◆ Provided records ◆
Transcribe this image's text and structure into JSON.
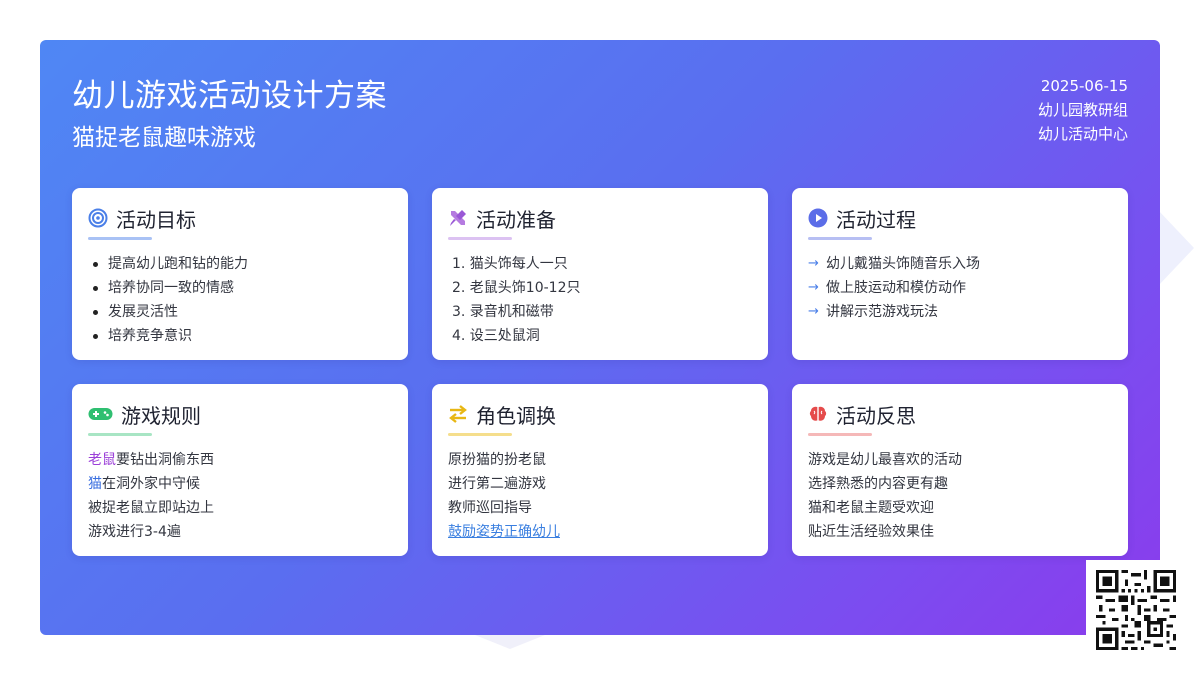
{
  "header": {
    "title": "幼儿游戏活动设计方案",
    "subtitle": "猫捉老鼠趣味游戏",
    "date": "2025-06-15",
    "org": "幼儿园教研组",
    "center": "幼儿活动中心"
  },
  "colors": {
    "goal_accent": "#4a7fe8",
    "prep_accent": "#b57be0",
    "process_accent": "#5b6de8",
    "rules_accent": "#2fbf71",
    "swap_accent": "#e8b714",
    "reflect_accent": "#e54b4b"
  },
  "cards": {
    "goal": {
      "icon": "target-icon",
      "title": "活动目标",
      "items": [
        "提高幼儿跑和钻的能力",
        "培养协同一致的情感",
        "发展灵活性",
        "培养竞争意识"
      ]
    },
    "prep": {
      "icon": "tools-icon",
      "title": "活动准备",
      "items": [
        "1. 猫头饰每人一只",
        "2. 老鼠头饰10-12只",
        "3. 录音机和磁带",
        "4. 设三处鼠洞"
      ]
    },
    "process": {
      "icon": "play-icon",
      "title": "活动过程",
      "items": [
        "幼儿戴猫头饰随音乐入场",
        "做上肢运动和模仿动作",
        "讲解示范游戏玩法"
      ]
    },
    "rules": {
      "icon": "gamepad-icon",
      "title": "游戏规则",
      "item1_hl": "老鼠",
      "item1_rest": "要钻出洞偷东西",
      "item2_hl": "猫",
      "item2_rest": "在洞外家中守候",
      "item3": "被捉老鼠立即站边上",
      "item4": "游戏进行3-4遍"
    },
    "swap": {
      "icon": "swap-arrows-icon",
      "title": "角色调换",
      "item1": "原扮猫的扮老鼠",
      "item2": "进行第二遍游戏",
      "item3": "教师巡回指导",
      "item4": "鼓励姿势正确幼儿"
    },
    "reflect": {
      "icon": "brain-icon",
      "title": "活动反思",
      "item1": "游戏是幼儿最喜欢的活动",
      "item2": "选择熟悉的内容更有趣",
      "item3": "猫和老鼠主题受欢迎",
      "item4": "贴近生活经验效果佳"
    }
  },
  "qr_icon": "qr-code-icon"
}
...
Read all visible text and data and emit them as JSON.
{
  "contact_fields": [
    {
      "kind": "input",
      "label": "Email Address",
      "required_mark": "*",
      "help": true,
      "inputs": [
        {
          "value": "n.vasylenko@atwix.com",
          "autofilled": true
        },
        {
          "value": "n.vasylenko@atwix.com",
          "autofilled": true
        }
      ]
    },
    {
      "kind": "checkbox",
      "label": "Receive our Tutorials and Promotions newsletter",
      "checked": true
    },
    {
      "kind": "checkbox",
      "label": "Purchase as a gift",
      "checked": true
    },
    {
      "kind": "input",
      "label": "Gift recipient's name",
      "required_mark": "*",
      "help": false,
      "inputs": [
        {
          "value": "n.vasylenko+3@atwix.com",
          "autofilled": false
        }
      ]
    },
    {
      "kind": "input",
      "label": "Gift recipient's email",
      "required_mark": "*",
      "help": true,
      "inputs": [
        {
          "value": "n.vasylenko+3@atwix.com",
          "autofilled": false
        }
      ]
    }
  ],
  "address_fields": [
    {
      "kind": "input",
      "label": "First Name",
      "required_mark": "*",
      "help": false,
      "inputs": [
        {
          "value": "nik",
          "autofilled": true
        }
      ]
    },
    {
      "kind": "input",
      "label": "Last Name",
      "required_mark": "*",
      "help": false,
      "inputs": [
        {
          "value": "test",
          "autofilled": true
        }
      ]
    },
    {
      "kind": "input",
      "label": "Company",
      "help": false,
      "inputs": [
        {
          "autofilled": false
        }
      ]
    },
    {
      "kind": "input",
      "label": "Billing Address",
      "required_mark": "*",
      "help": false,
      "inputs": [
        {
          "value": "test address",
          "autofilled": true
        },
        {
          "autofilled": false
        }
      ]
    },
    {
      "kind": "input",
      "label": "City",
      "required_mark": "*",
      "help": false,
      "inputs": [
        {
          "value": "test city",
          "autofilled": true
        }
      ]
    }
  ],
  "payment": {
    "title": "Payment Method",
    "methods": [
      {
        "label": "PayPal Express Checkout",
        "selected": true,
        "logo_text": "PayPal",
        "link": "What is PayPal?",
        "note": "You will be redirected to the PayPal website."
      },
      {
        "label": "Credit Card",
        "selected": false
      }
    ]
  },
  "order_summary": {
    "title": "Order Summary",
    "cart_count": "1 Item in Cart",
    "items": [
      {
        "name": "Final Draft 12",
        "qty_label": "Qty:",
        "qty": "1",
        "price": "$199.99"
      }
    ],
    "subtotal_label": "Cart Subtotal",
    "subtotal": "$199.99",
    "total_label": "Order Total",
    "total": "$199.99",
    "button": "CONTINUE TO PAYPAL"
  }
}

◆ Do this ◆
List all lines above in which the string "recipient" appears.

◆ Right answer ◆
      "label": "Gift recipient's name",
      "label": "Gift recipient's email",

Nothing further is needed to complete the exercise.